> _What is expected_:
Identify the lines that contain the string "JSON", then copy each of them.

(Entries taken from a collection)

— start —

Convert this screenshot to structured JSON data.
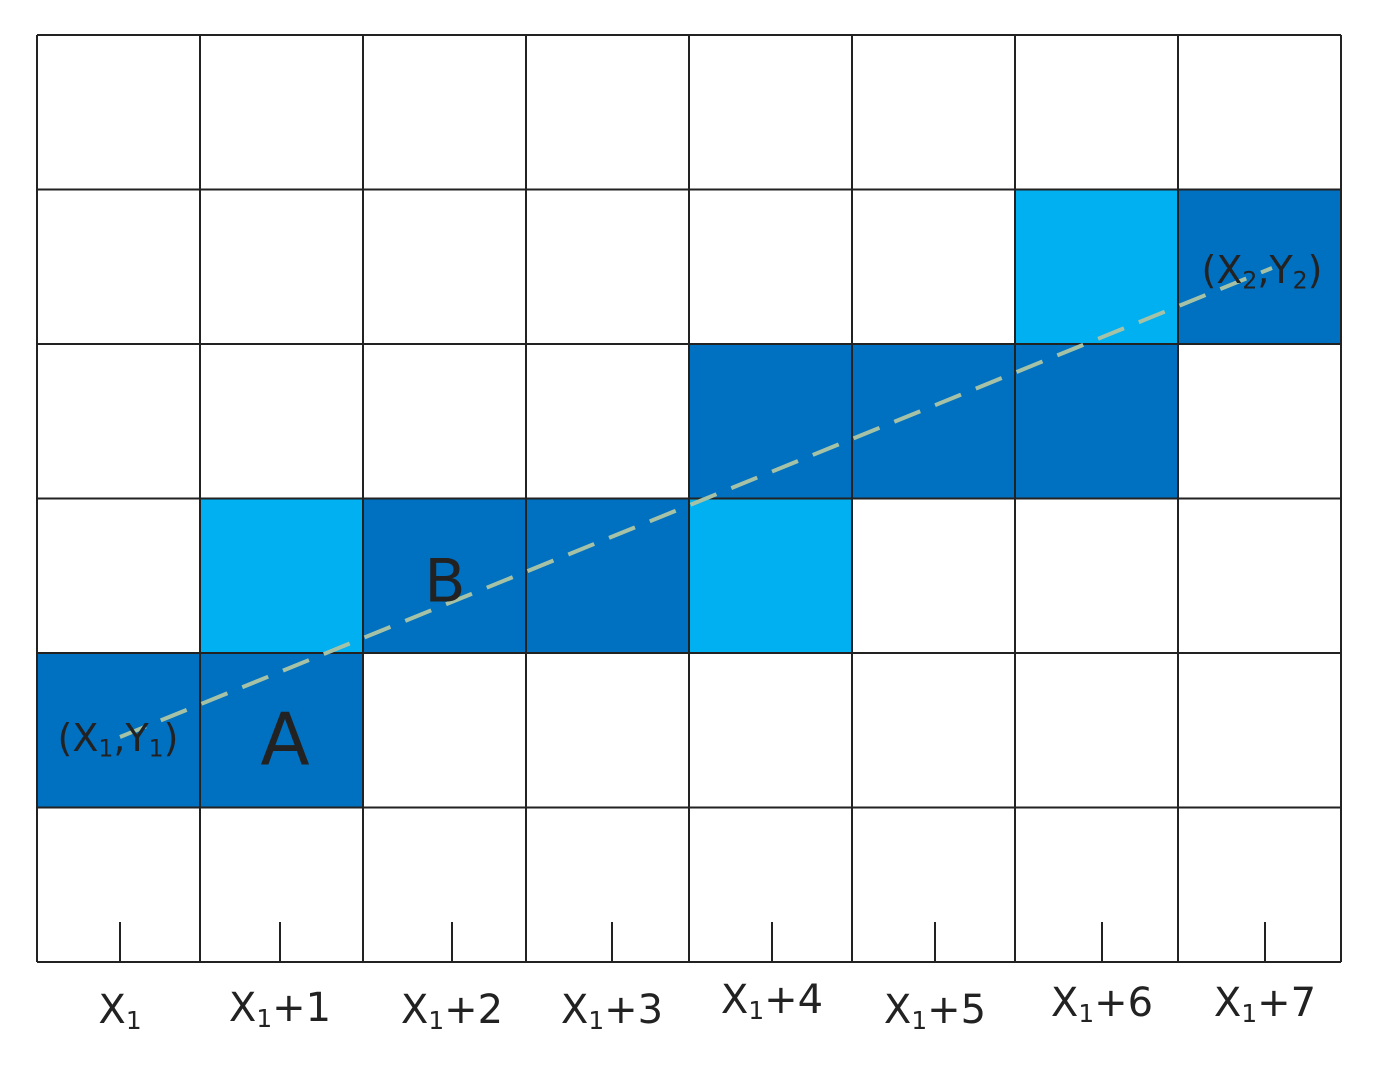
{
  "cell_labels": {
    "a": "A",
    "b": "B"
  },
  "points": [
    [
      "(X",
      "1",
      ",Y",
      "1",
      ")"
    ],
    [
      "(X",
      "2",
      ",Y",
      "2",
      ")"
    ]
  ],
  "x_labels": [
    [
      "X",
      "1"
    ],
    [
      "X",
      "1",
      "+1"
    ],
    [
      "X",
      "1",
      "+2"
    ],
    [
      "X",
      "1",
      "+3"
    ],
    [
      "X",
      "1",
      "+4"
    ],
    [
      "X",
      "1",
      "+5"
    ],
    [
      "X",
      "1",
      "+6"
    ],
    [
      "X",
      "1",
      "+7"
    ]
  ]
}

— end —
— start —

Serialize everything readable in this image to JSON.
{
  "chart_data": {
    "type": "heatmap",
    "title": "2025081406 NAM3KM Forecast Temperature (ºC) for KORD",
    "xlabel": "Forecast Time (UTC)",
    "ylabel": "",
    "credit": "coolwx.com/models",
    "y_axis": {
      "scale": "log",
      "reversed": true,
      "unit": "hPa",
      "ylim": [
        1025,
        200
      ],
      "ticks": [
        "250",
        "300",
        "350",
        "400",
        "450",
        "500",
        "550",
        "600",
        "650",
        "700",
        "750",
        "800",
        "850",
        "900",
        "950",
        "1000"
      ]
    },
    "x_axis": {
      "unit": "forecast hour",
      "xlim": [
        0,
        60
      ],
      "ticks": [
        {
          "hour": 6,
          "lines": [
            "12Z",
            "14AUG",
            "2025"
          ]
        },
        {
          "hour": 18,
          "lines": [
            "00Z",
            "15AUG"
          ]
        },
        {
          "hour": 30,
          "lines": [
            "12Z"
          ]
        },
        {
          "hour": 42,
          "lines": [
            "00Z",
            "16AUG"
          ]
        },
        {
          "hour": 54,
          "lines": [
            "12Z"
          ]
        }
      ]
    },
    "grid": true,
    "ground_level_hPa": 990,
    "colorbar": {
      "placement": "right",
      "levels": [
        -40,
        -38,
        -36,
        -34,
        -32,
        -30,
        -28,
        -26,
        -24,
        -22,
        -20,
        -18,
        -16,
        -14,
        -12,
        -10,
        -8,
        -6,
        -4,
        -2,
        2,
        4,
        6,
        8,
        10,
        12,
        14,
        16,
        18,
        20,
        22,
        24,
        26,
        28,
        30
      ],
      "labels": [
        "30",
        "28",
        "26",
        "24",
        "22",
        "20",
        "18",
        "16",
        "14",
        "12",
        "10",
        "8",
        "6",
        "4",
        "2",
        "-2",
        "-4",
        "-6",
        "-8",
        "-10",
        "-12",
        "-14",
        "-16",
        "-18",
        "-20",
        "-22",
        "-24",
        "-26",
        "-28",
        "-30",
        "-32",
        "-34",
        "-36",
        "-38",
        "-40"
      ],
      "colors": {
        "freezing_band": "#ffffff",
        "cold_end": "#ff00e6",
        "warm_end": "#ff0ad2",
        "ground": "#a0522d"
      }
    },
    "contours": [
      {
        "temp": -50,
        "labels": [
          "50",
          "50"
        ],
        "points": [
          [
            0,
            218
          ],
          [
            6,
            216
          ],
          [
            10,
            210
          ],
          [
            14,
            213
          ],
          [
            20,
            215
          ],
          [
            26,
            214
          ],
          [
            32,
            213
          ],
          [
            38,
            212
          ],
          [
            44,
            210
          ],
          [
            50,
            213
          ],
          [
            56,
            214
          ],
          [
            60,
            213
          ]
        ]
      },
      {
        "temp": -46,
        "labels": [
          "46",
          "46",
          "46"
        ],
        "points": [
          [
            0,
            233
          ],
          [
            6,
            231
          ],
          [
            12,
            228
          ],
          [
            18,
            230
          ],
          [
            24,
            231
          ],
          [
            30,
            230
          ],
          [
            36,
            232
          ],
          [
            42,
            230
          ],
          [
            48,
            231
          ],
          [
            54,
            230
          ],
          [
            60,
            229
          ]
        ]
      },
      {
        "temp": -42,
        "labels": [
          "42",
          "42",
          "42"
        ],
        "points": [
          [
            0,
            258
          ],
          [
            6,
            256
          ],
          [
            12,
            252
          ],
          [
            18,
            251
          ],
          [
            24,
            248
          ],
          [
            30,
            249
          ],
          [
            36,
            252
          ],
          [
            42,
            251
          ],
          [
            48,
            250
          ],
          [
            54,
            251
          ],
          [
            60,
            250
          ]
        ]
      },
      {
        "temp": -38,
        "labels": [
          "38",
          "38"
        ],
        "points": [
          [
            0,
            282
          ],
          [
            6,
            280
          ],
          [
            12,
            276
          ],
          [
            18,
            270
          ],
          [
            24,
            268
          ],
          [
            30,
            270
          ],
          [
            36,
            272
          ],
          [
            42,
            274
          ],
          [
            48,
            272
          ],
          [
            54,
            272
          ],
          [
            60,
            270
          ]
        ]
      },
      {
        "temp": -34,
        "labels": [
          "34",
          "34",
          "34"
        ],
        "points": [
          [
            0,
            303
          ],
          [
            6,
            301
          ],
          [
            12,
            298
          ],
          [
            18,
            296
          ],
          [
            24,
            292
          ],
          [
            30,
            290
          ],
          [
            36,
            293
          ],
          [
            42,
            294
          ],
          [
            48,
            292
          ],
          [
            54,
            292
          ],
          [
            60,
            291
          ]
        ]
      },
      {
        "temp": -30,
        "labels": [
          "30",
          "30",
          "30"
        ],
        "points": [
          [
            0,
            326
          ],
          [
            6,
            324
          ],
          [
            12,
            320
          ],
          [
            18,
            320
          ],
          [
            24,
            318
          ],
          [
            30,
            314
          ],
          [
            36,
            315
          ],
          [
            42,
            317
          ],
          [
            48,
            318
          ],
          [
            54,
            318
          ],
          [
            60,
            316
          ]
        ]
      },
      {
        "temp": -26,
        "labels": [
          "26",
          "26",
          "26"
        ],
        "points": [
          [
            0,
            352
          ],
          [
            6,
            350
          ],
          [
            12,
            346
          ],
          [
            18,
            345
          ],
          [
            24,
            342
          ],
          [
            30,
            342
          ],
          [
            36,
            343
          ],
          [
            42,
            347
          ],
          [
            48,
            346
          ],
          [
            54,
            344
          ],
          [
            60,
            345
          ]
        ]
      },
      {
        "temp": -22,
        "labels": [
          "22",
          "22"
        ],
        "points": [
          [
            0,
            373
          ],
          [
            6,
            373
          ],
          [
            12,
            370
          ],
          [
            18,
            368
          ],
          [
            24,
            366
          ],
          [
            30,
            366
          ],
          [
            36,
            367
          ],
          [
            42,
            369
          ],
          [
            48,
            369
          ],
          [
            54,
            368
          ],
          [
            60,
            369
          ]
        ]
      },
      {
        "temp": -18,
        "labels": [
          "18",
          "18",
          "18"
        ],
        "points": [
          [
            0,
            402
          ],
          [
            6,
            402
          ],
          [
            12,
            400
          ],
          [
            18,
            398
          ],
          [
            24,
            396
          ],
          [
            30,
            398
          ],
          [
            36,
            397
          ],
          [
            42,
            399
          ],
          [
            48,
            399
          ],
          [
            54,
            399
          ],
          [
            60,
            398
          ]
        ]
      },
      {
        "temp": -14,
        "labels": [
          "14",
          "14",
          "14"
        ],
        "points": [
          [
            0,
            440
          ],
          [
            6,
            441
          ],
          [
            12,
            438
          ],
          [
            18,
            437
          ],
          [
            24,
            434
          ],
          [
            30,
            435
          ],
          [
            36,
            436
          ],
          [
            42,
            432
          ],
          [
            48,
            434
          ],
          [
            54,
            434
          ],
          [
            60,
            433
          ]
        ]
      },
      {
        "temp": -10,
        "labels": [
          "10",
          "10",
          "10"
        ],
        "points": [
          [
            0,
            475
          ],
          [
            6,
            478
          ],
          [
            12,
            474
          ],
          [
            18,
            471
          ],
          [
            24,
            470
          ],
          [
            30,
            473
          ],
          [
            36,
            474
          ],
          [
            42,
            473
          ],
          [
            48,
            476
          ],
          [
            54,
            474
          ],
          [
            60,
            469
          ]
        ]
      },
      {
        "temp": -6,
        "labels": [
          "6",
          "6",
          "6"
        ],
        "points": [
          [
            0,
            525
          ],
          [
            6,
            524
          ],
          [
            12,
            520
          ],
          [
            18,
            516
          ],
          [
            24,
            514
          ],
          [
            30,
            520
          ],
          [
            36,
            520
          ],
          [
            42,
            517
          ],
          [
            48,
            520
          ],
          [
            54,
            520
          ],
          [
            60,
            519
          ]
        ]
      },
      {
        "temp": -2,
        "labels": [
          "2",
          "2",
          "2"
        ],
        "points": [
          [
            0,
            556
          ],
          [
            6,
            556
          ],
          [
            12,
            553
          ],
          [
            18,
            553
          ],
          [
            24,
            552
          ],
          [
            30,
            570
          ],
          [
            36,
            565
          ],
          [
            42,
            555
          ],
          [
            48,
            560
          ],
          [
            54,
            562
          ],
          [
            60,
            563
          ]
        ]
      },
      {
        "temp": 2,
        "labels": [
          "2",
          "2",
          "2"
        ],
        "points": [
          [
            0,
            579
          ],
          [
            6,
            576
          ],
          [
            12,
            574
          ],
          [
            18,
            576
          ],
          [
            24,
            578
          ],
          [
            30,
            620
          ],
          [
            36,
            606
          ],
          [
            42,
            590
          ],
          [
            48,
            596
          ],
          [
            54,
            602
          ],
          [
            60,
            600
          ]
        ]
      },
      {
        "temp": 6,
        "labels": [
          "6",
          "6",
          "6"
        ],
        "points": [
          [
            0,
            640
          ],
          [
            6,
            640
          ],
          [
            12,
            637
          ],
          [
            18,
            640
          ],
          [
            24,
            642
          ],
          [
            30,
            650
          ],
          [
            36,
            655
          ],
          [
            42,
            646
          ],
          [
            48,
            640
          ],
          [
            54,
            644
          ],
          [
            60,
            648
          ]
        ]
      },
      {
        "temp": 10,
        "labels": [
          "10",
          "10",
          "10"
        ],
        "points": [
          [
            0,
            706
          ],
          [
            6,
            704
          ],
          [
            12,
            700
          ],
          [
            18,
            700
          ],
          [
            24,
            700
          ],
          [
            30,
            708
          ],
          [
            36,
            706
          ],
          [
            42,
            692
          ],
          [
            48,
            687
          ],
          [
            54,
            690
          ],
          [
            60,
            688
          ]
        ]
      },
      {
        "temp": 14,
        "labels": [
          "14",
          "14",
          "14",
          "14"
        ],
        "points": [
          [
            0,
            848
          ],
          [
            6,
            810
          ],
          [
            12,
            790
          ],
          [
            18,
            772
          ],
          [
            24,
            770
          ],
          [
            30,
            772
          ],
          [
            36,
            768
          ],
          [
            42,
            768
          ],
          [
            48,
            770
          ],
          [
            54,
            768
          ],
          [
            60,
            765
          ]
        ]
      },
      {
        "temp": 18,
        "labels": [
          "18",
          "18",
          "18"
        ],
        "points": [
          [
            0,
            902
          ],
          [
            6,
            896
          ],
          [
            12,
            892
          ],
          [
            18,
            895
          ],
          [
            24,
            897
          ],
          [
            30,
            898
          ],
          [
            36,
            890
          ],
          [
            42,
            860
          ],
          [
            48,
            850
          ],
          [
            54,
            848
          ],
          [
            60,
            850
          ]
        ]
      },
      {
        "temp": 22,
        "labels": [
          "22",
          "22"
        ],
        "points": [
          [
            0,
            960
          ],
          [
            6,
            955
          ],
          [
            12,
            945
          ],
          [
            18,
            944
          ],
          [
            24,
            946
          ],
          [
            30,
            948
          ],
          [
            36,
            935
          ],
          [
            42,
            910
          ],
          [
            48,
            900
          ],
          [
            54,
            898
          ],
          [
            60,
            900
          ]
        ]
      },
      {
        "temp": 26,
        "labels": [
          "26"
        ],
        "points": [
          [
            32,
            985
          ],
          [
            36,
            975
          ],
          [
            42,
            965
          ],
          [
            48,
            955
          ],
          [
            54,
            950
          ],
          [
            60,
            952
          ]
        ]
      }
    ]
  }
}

— end —

> _Output below_:
Convert this screenshot to structured JSON data.
Serialize everything readable in this image to JSON.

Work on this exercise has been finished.